Pick out every line holding the string "вносятся" and copy it.

——————————

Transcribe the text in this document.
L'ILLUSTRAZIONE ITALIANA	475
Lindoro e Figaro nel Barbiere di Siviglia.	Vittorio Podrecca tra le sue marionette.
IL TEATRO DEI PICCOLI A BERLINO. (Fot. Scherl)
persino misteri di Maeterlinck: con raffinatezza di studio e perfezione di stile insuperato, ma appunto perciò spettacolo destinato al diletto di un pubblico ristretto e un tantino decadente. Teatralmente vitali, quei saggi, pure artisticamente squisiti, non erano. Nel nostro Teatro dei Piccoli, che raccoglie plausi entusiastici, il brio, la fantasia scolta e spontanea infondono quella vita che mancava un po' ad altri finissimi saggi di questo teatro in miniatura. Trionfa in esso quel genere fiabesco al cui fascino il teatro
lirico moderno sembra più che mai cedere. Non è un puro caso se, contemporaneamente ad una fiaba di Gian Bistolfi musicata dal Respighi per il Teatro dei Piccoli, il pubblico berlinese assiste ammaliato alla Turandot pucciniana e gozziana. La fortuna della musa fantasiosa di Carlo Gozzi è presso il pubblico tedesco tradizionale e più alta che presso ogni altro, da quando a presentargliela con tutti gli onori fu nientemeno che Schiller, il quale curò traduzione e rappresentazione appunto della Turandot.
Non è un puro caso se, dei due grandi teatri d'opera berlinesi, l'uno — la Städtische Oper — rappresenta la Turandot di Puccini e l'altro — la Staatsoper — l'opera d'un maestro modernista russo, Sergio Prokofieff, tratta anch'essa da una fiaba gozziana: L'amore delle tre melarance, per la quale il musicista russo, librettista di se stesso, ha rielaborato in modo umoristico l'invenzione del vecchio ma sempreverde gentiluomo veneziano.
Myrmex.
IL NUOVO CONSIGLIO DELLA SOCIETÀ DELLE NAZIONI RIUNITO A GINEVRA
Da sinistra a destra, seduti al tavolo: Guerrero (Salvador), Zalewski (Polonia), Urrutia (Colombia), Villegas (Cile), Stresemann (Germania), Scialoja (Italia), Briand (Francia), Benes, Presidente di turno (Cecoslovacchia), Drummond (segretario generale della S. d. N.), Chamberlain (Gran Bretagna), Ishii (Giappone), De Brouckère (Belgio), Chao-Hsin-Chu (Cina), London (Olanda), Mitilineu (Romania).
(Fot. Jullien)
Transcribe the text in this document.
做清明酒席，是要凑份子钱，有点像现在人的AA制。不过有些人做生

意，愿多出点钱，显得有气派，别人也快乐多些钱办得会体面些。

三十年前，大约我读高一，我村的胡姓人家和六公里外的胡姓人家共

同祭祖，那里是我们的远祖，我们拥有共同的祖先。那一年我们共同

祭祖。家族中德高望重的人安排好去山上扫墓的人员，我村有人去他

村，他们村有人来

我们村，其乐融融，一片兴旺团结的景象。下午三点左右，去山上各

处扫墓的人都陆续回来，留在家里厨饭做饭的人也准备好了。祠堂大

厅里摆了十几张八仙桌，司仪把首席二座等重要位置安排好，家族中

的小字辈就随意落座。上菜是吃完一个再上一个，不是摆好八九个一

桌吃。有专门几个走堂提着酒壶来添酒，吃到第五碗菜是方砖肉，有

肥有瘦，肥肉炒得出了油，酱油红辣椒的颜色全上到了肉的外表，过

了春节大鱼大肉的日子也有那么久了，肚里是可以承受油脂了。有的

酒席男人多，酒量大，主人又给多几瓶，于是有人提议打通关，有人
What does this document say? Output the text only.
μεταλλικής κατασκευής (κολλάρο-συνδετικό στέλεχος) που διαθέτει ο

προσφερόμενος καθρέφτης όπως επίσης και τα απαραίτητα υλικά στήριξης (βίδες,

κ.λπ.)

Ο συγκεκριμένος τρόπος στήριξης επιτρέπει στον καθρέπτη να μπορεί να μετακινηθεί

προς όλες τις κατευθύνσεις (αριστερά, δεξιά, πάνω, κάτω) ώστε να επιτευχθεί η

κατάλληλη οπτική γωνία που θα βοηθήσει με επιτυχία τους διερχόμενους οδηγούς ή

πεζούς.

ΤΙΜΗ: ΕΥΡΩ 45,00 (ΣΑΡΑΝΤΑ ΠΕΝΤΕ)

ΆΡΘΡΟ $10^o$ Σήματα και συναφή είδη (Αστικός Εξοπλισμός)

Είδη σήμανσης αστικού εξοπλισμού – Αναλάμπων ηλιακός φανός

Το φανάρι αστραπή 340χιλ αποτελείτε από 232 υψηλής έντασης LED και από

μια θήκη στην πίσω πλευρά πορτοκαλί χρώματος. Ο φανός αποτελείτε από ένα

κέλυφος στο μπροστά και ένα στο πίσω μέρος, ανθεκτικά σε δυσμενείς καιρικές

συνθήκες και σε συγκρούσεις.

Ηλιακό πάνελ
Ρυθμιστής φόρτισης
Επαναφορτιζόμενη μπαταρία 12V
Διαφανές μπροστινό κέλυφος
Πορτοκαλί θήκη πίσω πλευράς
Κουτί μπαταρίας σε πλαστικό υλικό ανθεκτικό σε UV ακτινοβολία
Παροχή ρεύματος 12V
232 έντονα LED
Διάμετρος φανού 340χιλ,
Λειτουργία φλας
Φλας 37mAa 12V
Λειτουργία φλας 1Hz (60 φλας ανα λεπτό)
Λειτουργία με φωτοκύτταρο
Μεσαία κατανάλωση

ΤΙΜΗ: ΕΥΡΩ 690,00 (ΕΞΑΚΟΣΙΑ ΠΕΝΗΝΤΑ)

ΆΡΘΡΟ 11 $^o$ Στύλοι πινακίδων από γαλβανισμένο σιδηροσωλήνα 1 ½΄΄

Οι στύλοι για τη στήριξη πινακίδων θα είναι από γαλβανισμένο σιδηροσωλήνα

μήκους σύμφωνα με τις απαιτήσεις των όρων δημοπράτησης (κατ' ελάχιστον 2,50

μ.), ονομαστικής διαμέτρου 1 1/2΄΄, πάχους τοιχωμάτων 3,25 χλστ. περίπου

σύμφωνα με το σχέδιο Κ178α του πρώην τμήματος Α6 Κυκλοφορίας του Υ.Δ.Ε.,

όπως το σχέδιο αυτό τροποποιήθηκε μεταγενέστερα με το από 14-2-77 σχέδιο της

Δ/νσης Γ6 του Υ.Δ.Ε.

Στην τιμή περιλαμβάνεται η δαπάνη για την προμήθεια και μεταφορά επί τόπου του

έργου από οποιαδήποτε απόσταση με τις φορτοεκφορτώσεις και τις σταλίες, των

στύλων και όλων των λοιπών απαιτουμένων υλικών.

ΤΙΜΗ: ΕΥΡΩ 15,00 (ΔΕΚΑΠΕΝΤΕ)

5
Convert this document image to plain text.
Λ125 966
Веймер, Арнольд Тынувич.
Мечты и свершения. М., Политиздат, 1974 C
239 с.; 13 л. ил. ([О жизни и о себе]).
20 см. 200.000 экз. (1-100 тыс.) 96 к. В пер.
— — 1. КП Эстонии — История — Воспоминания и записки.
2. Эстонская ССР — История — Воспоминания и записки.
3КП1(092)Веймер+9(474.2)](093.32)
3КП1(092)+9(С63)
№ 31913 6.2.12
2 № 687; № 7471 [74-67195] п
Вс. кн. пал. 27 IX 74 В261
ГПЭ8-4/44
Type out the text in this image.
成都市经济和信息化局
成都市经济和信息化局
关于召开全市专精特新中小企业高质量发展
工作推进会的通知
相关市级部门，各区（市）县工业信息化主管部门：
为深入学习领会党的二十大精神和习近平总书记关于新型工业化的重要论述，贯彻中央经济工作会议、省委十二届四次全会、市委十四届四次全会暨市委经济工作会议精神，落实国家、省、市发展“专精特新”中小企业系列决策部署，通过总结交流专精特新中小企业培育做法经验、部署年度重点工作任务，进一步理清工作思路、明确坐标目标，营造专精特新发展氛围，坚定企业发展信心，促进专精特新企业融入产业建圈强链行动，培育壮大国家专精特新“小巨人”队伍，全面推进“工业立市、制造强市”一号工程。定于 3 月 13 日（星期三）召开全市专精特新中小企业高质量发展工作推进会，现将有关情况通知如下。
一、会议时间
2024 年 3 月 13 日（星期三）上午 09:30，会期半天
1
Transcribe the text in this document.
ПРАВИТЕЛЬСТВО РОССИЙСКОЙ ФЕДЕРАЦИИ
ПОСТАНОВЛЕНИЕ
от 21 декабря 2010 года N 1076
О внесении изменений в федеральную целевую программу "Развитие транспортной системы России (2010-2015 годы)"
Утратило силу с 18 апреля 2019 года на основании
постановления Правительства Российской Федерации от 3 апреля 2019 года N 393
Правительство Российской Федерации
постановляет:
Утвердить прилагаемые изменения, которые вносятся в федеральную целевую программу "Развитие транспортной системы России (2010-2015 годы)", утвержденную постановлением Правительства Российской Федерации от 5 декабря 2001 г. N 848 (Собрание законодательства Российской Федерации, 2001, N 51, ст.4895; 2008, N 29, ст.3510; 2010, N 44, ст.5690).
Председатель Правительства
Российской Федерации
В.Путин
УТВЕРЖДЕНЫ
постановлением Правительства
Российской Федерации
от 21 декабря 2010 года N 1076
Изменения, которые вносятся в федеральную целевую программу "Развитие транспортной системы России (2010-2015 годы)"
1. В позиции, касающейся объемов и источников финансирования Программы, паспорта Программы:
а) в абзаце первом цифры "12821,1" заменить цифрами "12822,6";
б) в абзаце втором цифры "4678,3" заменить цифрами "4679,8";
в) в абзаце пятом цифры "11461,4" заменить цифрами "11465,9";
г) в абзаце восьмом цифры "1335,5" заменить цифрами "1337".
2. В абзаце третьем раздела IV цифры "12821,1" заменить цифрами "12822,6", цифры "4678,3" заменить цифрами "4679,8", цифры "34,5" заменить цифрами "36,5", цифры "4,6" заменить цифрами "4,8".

——————————

• _Result of the exercise_:
Утвердить прилагаемые изменения, которые вносятся в федеральную целевую программу "Развитие транспортной системы России (2010-2015 годы)", утвержденную постановлением Правительства Российской Федерации от 5 декабря 2001 г. N 848 (Собрание законодательства Российской Федерации, 2001, N 51, ст.4895; 2008, N 29, ст.3510; 2010, N 44, ст.5690).
Изменения, которые вносятся в федеральную целевую программу "Развитие транспортной системы России (2010-2015 годы)"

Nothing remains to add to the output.